Provided text START

Court Opinion

ID: 7568110
Source: CourtListenerOpinion
Date Created: 2022-07-29 06:09:21.506867+00
Date Added: 2024-06-11T16:24:18.842673
License: Public Domain

COBB, Judge.
In January, 1987, Albert Bickowski pled guilty to grand theft, a third degree felony, and was given five years probation. On November 13,1987, he pled guilty to violating that probation, was adjudicated guilty of grand theft, and sentenced to a “true split sentence” of five years with forty months suspended after service of twenty months in the Department of Corrections. See McKee v. State, 528 So.2d 417 (Fla. 5th DCA 1988). The maximum guideline incar-cerative period was thirty months.
The November 13th sentence was legal. See Carr v. State, 528 So.2d 406 (Fla. 5th DCA 1988); Franklin v. State, 526 So.2d 159 (Fla. 5th DCA 1988). Unfortunately, in an order filed December 10, 1987, the trial judge entered a nunc pro tunc “Order of Modification of Probation,” which apparently purports to add an additional forty months of probation to follow the forty months of probation imposed on November 13, 1987, as part of the split sentence.
The December, 1987 nunc pro tunc order was void since sentence for the grand theft (the only crime before the court for sentencing purposes) had already been imposed. That order is quashed. The sentence is otherwise affirmed.
SENTENCE AFFIRMED; ORDER OF MODIFICATION QUASHED.
*471ORFINGER, J., concurs.
COWART, J., concurs in part, dissents in part with opinion.

Provided text END
Dataset extract START

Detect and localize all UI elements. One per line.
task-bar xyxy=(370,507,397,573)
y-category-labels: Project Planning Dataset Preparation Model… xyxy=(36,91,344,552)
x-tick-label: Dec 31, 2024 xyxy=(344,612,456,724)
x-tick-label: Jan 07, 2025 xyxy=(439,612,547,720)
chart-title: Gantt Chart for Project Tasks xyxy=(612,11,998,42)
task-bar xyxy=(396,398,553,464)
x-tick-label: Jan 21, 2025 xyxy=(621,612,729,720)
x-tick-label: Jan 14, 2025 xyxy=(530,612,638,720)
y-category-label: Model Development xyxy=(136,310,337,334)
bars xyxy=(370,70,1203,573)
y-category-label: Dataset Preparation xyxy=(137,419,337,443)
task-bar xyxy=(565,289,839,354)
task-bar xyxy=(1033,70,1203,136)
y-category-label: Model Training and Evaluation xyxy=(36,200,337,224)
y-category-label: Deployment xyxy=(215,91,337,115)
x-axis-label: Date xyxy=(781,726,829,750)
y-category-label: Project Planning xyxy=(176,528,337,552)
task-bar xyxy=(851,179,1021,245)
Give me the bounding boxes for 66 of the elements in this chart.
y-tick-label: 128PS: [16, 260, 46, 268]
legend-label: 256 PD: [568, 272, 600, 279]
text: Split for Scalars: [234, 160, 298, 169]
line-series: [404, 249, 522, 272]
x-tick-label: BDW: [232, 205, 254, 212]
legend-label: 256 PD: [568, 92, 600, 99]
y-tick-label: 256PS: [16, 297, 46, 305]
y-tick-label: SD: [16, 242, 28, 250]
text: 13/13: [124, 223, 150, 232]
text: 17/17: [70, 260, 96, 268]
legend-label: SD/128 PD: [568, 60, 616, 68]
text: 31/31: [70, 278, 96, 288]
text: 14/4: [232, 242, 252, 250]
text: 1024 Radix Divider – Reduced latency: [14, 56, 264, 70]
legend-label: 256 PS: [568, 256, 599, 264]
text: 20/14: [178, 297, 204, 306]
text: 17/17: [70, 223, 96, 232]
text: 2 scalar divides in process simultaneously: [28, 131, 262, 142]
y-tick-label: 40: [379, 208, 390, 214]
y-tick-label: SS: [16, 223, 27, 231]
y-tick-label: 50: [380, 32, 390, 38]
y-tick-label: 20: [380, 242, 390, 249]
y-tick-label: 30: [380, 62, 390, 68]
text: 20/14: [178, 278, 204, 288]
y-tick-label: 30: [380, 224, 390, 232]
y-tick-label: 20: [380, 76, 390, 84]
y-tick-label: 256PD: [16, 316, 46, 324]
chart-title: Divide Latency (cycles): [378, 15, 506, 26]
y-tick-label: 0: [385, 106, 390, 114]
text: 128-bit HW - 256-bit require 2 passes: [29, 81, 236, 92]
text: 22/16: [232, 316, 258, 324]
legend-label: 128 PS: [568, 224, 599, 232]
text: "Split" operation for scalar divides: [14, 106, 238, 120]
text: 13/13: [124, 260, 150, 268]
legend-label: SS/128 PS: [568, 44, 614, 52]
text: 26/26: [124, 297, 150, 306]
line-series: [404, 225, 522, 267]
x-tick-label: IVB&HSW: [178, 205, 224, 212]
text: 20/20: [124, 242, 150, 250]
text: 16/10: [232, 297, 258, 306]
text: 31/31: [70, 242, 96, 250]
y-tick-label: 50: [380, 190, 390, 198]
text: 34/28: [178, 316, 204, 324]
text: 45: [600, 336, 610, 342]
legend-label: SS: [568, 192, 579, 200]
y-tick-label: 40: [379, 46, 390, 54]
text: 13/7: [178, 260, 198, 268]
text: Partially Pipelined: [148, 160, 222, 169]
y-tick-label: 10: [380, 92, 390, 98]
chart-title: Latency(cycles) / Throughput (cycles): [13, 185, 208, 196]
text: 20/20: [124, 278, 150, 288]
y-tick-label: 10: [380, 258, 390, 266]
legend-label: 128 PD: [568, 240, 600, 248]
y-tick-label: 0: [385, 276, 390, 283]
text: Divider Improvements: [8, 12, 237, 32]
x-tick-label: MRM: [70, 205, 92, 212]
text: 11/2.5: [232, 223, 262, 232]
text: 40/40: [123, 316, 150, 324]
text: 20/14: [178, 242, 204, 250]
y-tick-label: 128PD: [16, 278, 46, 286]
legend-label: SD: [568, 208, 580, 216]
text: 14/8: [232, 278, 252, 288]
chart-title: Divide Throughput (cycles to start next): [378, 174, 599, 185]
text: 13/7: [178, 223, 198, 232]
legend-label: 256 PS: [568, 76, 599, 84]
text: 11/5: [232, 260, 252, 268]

Dataset extract END

> **Study questions**:
(a) For each statement below about the court opinion, say yes or no to whether it agrees with the text, and quote the deciding words exactly: (i) Bickowski was originally given five years of probation for grand theft. (ii) The court upheld the December 1987 order modifying probation. (iii) Judge Cowart concurred fully with the opinion.
(b) Please quote from the court opinion the part that opens with the words containing "The November 13th" and closes with "the split sentence.".
The records aren't needed for this.

> **Replies**:
(a)
(i) Yes: "was given five years probation"
(ii) No: "That order is quashed."
(iii) No: "COWART, J., concurs in part, dissents in part with opinion."

(b)
The November 13th sentence was legal. See Carr v. State, 528 So.2d 406 (Fla. 5th DCA 1988); Franklin v. State, 526 So.2d 159 (Fla. 5th DCA 1988). Unfortunately, in an order filed December 10, 1987, the trial judge entered a nunc pro tunc “Order of Modification of Probation,” which apparently purports to add an additional forty months of probation to follow the forty months of probation imposed on November 13, 1987, as part of the split sentence.